### TENTANG TUGAS INI
Kembalikan salinan persis dari bagian teks tentang penegakan protokol kesehatan, mulai dari "Bagaimana tidak? Jika" hingga dan termasuk "yang direncanakan sebelumnya.".

### TEKS BACAAN
+ + + +

TERKAIT penegakan protokol kesehatan, sepertinya pemerintah pusat maupun daerah kini mulai jengah dengan hal tersebut. Hal ini terbukti dengan mencuatnya kasus kerumunan yang ditimbulkan oleh Habib Rizieq Shihab atau yang biasa disebut HRS beberapa waktu belakangan.
Mulai dari saat kepulangannya hingga pesta pernikahan anak Habib Rizieq Shihab yang dilaksanakan beberapa waktu lalu. Imbas yang ditimbulkan tentu cukup banyak, mulai dari pemanggilan Anies Baswedan dan Ridwan Kamil, hingga 80 jamaah HRS yang terkonfirmasi positif terpapar Covid-19.
Secara pribadi, saya sendiri sudah cukup muak dengan pembahasan penegakan protokol kesehatan di Indonesia. Dalam beberapa titik hal tersebut memang diberlakukan penegakannya, namun dalam kesempatan lain protokol kesehatan hanya terkesan sebuah istilah formalitas saja.
Bagaimana tidak? Jika kita tengok isu nasional, kita tentu juga mengerti tentang kerumunan yang ditimbulkan oleh Gibran sang anak presiden. Sama-sama menimbulkan kerumunan, tapi perlakuan yang dilakukan sangat berbeda jauh.
Antara HRS maupun Gibran, dalam hal ini sama salahnya. Meskipun konteksnya berbeda, nyatanya kerumunan yang dihasilkan sama saja. Sama-sama berpotensi menjadi sasaran empuk transmisi Covid-19.
Belum lagi jika kita membicarakan tentang Pilkada Serentak 2020 yang tetap kekeh dilaksanakan di tengah pandemi seperti ini. Dalam beberapa kesempatan, pemerintah memang menjelaskan bahwa pilkada kali ini akan menyertakan protokol kesehatan yang ketat.
Namun seperti kita ketahui bahwa dalam setiap hal tentu akan ada kemungkinan-kemungkinan munculnya chaos dan berjalan tidak sesuai dengan yang direncanakan sebelumnya.

+ + + +

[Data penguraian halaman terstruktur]
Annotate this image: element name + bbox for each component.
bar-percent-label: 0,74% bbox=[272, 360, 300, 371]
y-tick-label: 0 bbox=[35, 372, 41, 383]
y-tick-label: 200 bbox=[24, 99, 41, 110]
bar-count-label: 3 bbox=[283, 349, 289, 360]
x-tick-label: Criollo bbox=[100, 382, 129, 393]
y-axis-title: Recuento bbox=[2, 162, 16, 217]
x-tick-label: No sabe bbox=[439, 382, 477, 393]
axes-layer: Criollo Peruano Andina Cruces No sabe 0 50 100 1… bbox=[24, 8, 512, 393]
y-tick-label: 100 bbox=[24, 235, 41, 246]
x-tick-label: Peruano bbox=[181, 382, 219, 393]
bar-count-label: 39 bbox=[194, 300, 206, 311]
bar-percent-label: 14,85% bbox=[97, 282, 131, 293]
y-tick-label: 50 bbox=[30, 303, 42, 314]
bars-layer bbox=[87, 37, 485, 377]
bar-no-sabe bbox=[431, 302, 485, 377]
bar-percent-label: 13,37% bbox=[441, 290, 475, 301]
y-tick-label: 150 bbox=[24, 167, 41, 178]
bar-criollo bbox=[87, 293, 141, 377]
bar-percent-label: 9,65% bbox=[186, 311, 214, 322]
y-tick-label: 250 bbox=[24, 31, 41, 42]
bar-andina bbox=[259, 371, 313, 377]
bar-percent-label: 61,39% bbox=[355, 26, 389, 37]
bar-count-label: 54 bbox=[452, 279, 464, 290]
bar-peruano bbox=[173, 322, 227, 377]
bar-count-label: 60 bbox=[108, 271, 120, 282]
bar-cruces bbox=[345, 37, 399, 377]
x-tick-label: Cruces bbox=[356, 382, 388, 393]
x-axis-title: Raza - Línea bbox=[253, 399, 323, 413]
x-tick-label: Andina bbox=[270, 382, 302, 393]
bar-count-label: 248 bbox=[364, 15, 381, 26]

+ + + +

### KELUARAN YANG DIHARAPKAN
Bagaimana tidak? Jika kita tengok isu nasional, kita tentu juga mengerti tentang kerumunan yang ditimbulkan oleh Gibran sang anak presiden. Sama-sama menimbulkan kerumunan, tapi perlakuan yang dilakukan sangat berbeda jauh.
Antara HRS maupun Gibran, dalam hal ini sama salahnya. Meskipun konteksnya berbeda, nyatanya kerumunan yang dihasilkan sama saja. Sama-sama berpotensi menjadi sasaran empuk transmisi Covid-19.
Belum lagi jika kita membicarakan tentang Pilkada Serentak 2020 yang tetap kekeh dilaksanakan di tengah pandemi seperti ini. Dalam beberapa kesempatan, pemerintah memang menjelaskan bahwa pilkada kali ini akan menyertakan protokol kesehatan yang ketat.
Namun seperti kita ketahui bahwa dalam setiap hal tentu akan ada kemungkinan-kemungkinan munculnya chaos dan berjalan tidak sesuai dengan yang direncanakan sebelumnya.